* START Data to use *

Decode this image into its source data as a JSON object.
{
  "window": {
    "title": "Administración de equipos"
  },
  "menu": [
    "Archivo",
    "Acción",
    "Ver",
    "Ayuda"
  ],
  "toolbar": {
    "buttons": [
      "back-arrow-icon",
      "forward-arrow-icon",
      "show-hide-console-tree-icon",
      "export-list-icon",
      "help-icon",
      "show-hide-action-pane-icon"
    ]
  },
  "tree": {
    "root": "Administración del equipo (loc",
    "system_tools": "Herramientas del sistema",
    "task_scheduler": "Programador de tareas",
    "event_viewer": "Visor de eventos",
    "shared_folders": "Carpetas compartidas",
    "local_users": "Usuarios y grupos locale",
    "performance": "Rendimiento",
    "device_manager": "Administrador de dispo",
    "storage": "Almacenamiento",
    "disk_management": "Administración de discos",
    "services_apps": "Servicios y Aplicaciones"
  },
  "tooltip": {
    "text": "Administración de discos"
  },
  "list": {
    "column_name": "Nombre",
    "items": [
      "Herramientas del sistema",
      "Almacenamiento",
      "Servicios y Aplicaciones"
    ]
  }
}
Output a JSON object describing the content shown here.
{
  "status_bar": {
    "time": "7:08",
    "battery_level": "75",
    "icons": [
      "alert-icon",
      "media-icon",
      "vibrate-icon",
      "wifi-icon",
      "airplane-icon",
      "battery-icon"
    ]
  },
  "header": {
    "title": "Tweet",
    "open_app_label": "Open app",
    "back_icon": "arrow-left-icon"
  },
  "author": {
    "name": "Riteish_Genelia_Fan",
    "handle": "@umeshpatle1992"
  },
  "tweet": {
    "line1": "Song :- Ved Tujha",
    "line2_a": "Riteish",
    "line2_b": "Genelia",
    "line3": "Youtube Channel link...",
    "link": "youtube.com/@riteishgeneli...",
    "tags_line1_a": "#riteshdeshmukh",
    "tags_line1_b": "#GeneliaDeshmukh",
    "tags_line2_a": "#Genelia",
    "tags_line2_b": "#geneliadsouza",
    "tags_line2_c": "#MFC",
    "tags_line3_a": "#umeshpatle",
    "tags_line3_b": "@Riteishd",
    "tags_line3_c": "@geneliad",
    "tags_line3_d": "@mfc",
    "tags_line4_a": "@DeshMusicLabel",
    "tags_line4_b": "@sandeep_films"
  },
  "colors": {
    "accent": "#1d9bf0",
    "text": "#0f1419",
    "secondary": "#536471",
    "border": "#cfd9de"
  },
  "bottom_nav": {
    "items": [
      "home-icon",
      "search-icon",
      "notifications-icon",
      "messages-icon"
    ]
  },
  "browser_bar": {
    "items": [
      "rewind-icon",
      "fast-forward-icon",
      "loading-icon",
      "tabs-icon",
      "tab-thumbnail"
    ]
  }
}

* END Data to use *

▶ Exercise prompt
Show every line of the records above that contains the word "forward".

▶ Solution to the problem
      "forward-arrow-icon",
      "fast-forward-icon",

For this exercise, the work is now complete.